## Task brief
Across the material below, how many lines contain the word "рубежом"? Give only the number.

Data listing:
------------------------

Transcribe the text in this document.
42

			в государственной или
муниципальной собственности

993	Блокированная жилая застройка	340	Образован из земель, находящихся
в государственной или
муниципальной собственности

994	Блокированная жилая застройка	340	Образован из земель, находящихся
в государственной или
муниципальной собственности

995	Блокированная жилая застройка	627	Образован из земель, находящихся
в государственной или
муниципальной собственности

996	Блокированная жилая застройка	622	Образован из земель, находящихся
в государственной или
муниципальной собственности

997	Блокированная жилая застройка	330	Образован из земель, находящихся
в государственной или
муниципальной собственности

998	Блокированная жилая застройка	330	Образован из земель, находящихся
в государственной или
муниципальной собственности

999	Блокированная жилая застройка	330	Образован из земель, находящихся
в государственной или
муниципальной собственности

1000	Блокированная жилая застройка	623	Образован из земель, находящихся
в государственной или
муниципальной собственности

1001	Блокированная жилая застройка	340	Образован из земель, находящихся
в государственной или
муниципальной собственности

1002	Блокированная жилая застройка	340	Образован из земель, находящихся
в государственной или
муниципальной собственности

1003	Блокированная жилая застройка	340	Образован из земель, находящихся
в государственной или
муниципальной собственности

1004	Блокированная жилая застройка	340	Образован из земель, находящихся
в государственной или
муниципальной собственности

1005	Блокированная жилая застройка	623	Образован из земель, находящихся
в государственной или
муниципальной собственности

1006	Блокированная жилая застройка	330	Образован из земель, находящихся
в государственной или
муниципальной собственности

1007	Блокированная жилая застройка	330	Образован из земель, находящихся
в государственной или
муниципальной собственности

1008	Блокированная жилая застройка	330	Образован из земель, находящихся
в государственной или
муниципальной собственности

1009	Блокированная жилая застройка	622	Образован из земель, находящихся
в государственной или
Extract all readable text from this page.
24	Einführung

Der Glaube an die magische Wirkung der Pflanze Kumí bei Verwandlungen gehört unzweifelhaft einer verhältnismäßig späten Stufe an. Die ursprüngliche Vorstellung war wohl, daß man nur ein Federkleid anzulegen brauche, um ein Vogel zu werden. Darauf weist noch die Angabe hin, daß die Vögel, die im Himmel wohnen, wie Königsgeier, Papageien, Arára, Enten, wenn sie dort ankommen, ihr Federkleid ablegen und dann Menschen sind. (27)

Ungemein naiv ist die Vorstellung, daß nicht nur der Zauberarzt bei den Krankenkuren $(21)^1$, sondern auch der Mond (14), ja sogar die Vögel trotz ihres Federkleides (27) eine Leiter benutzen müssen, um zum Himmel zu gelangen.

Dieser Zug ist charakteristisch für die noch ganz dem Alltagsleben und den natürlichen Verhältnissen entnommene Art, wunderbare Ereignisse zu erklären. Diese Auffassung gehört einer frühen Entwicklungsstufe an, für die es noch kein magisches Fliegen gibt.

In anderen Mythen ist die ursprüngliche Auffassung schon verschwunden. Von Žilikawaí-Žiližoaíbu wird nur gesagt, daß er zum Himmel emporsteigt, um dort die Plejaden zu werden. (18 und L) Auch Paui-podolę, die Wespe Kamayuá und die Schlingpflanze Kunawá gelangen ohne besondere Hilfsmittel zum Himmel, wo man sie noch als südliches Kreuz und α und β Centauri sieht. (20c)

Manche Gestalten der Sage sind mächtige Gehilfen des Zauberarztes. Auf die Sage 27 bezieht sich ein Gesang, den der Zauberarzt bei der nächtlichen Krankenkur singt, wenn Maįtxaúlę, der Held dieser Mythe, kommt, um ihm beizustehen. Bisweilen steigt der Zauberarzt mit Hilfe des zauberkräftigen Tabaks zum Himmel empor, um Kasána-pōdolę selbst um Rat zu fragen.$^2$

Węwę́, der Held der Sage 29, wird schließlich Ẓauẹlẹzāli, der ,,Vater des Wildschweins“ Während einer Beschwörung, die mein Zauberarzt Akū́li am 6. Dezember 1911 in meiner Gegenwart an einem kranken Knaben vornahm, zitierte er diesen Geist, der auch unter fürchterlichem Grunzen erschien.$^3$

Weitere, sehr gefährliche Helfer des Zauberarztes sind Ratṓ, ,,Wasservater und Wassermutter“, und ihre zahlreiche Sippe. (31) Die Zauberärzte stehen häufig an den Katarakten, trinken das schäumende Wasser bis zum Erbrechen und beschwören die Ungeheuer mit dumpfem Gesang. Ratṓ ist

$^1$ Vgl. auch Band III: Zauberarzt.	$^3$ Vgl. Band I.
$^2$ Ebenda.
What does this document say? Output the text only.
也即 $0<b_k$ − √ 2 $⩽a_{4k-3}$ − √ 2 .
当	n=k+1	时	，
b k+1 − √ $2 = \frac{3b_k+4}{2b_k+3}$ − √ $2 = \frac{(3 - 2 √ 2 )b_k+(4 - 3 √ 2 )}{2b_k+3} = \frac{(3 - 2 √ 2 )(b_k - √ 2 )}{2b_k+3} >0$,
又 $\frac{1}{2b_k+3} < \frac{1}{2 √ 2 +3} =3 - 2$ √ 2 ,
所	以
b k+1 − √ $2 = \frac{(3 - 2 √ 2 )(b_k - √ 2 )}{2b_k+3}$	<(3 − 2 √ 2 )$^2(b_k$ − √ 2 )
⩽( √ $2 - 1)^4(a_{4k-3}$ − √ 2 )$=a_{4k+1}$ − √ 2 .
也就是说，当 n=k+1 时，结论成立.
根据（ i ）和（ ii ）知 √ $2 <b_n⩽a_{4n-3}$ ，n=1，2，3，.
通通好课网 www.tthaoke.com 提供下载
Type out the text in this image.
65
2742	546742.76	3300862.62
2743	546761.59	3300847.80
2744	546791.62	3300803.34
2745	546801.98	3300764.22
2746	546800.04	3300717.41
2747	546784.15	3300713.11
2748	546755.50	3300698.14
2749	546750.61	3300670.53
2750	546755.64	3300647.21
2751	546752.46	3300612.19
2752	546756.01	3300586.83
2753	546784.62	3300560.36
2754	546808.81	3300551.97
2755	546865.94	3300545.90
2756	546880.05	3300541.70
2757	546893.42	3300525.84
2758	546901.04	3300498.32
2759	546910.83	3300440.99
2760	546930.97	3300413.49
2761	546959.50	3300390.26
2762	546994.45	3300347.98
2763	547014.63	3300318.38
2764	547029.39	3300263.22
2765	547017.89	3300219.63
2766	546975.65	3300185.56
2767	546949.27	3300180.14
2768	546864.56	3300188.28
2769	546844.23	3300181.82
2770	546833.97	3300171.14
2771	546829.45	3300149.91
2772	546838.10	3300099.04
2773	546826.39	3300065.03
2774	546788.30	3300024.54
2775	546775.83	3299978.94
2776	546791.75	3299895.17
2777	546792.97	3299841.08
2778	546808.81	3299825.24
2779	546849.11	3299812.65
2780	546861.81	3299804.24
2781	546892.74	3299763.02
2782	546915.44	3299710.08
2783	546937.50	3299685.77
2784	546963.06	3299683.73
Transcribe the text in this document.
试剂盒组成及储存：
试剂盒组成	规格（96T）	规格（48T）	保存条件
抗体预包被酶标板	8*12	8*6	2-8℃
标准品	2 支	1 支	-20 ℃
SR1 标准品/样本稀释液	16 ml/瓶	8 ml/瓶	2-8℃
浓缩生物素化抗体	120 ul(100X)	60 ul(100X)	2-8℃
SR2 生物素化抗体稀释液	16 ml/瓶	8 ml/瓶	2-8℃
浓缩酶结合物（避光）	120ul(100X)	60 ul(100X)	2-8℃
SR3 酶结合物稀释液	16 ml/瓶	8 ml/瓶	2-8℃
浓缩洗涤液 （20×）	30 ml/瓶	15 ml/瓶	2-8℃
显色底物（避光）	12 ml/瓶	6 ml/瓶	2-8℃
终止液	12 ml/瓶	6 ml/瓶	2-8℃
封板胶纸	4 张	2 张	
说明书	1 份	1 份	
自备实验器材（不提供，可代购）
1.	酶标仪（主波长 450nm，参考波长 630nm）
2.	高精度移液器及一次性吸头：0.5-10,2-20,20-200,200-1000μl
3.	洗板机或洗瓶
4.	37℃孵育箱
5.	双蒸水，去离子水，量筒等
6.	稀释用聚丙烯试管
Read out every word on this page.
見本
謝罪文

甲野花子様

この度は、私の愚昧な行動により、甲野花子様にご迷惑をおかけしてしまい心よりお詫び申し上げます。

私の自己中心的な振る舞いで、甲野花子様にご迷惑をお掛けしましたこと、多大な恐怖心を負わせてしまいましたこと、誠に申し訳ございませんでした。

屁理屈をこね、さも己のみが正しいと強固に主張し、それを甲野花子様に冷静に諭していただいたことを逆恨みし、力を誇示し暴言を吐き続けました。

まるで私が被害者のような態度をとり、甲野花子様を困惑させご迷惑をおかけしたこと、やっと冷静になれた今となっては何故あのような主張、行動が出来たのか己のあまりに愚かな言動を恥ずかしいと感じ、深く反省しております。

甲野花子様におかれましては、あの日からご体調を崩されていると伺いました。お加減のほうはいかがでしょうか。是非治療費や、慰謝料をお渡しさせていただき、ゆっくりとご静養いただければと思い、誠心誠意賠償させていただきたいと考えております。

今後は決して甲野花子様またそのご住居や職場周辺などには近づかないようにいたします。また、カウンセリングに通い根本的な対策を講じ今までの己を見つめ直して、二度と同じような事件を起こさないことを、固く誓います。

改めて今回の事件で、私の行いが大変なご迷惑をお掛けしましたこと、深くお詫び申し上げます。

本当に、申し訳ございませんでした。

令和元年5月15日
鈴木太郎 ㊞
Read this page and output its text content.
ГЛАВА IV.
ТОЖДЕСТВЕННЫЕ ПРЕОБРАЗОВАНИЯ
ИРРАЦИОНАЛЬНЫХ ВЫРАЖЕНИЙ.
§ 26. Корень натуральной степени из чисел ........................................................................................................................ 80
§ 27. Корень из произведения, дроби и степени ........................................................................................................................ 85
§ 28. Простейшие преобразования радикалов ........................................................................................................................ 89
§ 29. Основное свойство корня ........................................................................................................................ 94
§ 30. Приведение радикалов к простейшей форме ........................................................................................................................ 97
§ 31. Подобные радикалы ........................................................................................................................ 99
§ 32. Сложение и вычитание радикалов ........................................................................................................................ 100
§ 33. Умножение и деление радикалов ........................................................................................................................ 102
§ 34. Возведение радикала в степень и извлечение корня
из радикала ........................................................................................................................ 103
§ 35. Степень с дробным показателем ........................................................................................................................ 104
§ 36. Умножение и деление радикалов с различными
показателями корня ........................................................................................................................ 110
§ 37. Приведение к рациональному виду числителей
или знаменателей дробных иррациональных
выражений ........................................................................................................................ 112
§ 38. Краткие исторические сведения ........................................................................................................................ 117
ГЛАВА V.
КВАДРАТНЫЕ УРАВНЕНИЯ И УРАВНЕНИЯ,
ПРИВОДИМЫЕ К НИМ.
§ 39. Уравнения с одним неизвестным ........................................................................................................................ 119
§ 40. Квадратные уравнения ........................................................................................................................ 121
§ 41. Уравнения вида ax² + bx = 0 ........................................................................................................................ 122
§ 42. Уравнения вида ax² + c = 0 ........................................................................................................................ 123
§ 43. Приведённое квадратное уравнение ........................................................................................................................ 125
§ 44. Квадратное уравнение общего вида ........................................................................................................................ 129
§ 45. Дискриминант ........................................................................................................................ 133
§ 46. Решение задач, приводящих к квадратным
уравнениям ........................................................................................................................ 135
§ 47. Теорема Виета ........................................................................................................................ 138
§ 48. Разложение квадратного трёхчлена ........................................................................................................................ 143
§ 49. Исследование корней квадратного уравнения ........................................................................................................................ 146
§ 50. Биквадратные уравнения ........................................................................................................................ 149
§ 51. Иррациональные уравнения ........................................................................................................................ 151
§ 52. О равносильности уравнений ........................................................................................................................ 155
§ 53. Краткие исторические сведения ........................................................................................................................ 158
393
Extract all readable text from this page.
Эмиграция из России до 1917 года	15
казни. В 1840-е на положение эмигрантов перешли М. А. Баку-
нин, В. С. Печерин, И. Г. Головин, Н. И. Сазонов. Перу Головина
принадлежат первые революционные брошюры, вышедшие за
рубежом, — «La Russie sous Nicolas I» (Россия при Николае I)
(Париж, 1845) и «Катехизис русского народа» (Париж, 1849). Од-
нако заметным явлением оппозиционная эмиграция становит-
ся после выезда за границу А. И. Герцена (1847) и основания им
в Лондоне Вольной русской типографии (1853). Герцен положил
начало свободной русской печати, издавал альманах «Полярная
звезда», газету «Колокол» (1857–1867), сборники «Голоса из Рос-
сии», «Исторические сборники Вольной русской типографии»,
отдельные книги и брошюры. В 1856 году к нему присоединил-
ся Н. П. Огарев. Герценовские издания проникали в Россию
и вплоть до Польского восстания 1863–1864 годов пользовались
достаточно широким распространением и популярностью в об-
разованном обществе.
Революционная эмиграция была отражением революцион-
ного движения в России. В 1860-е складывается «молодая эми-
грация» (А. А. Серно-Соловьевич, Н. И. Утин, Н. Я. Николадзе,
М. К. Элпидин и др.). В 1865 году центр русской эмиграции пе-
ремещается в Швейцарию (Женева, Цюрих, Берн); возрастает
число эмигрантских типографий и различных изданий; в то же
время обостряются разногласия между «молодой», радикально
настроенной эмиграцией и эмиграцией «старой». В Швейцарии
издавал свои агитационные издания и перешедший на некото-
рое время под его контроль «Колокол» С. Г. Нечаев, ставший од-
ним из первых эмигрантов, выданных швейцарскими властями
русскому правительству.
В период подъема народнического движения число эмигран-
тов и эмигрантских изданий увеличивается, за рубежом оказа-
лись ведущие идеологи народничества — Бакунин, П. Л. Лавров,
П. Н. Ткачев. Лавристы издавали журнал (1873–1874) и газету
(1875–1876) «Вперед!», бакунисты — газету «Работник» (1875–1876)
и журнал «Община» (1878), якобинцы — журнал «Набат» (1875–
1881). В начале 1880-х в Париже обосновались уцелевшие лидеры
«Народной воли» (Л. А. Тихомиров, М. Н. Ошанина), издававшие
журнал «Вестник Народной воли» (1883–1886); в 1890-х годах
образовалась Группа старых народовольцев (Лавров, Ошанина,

------------------------

## The output
2